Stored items
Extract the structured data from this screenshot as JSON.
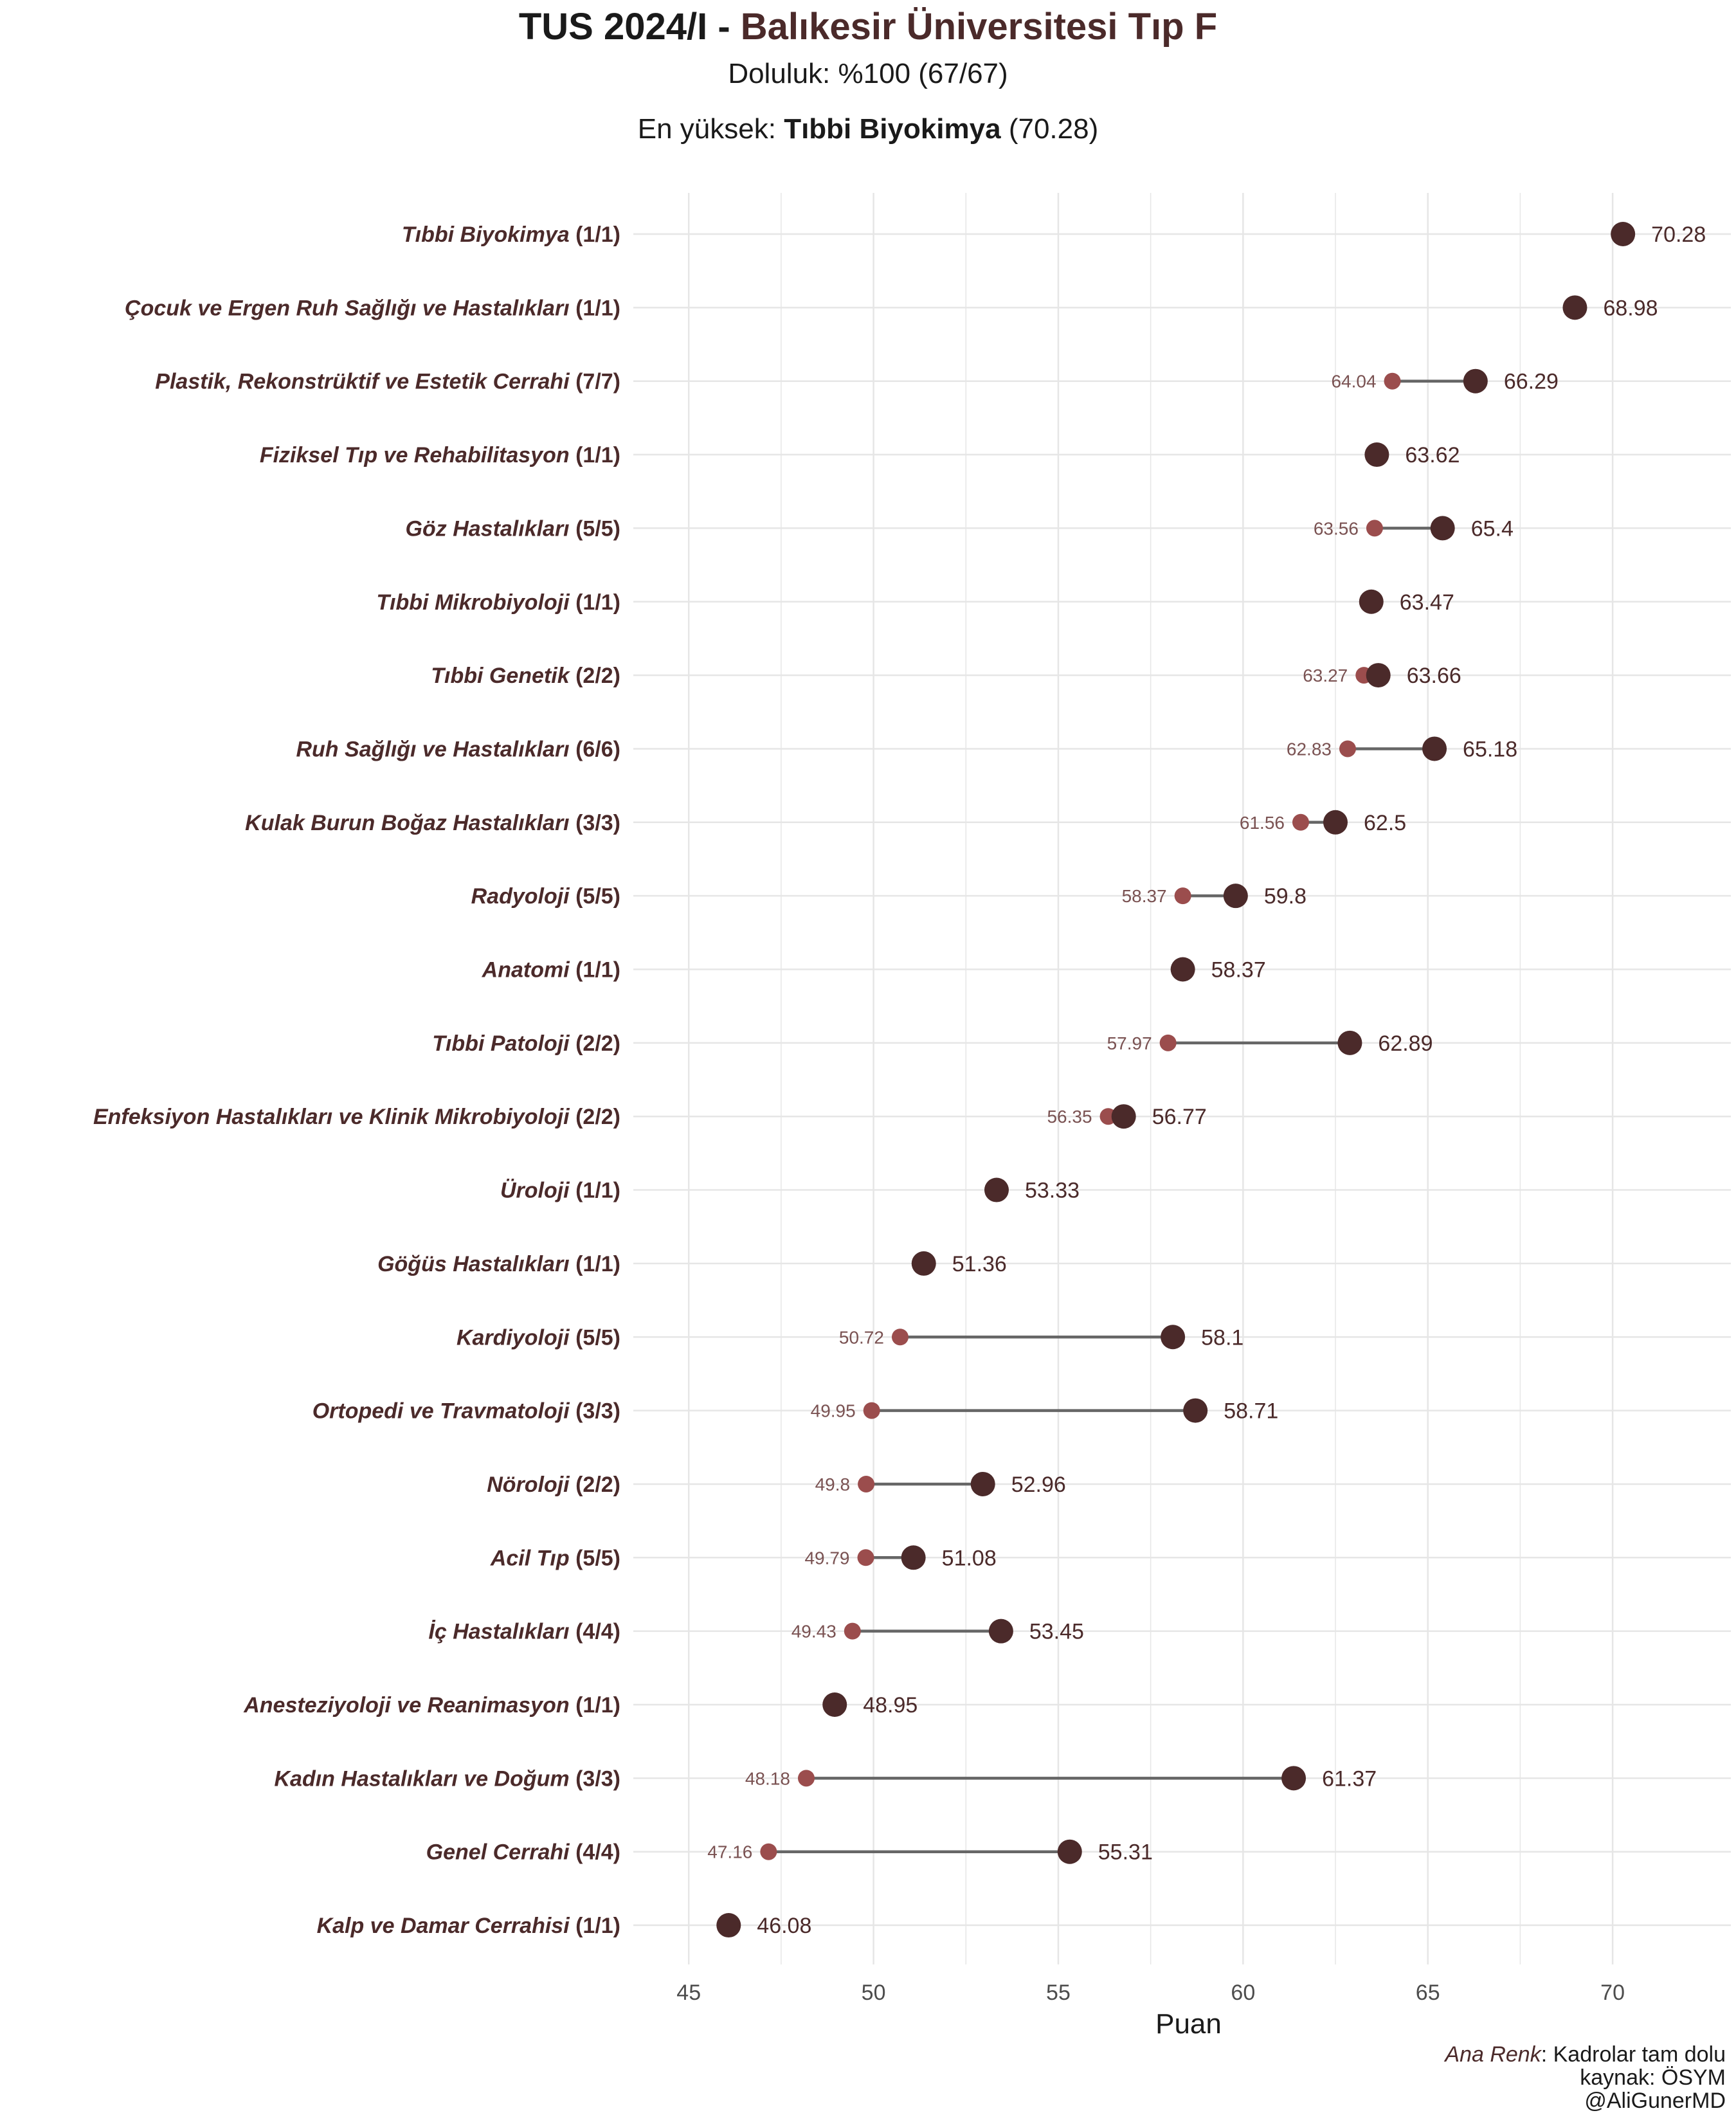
{
  "header": {
    "title_prefix": "TUS 2024/I - ",
    "title_accent": "Balıkesir Üniversitesi Tıp F",
    "subtitle": "Doluluk: %100 (67/67)",
    "top_prefix": "En yüksek: ",
    "top_name": "Tıbbi Biyokimya",
    "top_value": " (70.28)"
  },
  "caption": {
    "ana_renk_label": "Ana Renk",
    "ana_renk_text": ": Kadrolar tam dolu",
    "source": "kaynak: ÖSYM",
    "author": "@AliGunerMD"
  },
  "colors": {
    "max_point": "#4b2a2a",
    "min_point": "#9b4d4d",
    "segment": "#666666",
    "label_text": "#4b2a2a",
    "min_label": "#7a5252",
    "grid": "#e6e6e6"
  },
  "chart_data": {
    "type": "dumbbell",
    "xlabel": "Puan",
    "ylabel": "",
    "xlim": [
      43.5,
      73.2
    ],
    "xticks": [
      45,
      50,
      55,
      60,
      65,
      70
    ],
    "grid": true,
    "rows": [
      {
        "name": "Tıbbi Biyokimya",
        "quota": "(1/1)",
        "min": null,
        "max": 70.28
      },
      {
        "name": "Çocuk ve Ergen Ruh Sağlığı ve Hastalıkları",
        "quota": "(1/1)",
        "min": null,
        "max": 68.98
      },
      {
        "name": "Plastik, Rekonstrüktif ve Estetik Cerrahi",
        "quota": "(7/7)",
        "min": 64.04,
        "max": 66.29
      },
      {
        "name": "Fiziksel Tıp ve Rehabilitasyon",
        "quota": "(1/1)",
        "min": null,
        "max": 63.62
      },
      {
        "name": "Göz Hastalıkları",
        "quota": "(5/5)",
        "min": 63.56,
        "max": 65.4
      },
      {
        "name": "Tıbbi Mikrobiyoloji",
        "quota": "(1/1)",
        "min": null,
        "max": 63.47
      },
      {
        "name": "Tıbbi Genetik",
        "quota": "(2/2)",
        "min": 63.27,
        "max": 63.66
      },
      {
        "name": "Ruh Sağlığı ve Hastalıkları",
        "quota": "(6/6)",
        "min": 62.83,
        "max": 65.18
      },
      {
        "name": "Kulak Burun Boğaz Hastalıkları",
        "quota": "(3/3)",
        "min": 61.56,
        "max": 62.5
      },
      {
        "name": "Radyoloji",
        "quota": "(5/5)",
        "min": 58.37,
        "max": 59.8
      },
      {
        "name": "Anatomi",
        "quota": "(1/1)",
        "min": null,
        "max": 58.37
      },
      {
        "name": "Tıbbi Patoloji",
        "quota": "(2/2)",
        "min": 57.97,
        "max": 62.89
      },
      {
        "name": "Enfeksiyon Hastalıkları ve Klinik Mikrobiyoloji",
        "quota": "(2/2)",
        "min": 56.35,
        "max": 56.77
      },
      {
        "name": "Üroloji",
        "quota": "(1/1)",
        "min": null,
        "max": 53.33
      },
      {
        "name": "Göğüs Hastalıkları",
        "quota": "(1/1)",
        "min": null,
        "max": 51.36
      },
      {
        "name": "Kardiyoloji",
        "quota": "(5/5)",
        "min": 50.72,
        "max": 58.1
      },
      {
        "name": "Ortopedi ve Travmatoloji",
        "quota": "(3/3)",
        "min": 49.95,
        "max": 58.71
      },
      {
        "name": "Nöroloji",
        "quota": "(2/2)",
        "min": 49.8,
        "max": 52.96
      },
      {
        "name": "Acil Tıp",
        "quota": "(5/5)",
        "min": 49.79,
        "max": 51.08
      },
      {
        "name": "İç Hastalıkları",
        "quota": "(4/4)",
        "min": 49.43,
        "max": 53.45
      },
      {
        "name": "Anesteziyoloji ve Reanimasyon",
        "quota": "(1/1)",
        "min": null,
        "max": 48.95
      },
      {
        "name": "Kadın Hastalıkları ve Doğum",
        "quota": "(3/3)",
        "min": 48.18,
        "max": 61.37
      },
      {
        "name": "Genel Cerrahi",
        "quota": "(4/4)",
        "min": 47.16,
        "max": 55.31
      },
      {
        "name": "Kalp ve Damar Cerrahisi",
        "quota": "(1/1)",
        "min": null,
        "max": 46.08
      }
    ]
  }
}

- [Exercise objective]
Copy out every line from the material above in which the word "Mikrobiyoloji" appears.

- [Exercise answer]
        "name": "Tıbbi Mikrobiyoloji",
        "name": "Enfeksiyon Hastalıkları ve Klinik Mikrobiyoloji",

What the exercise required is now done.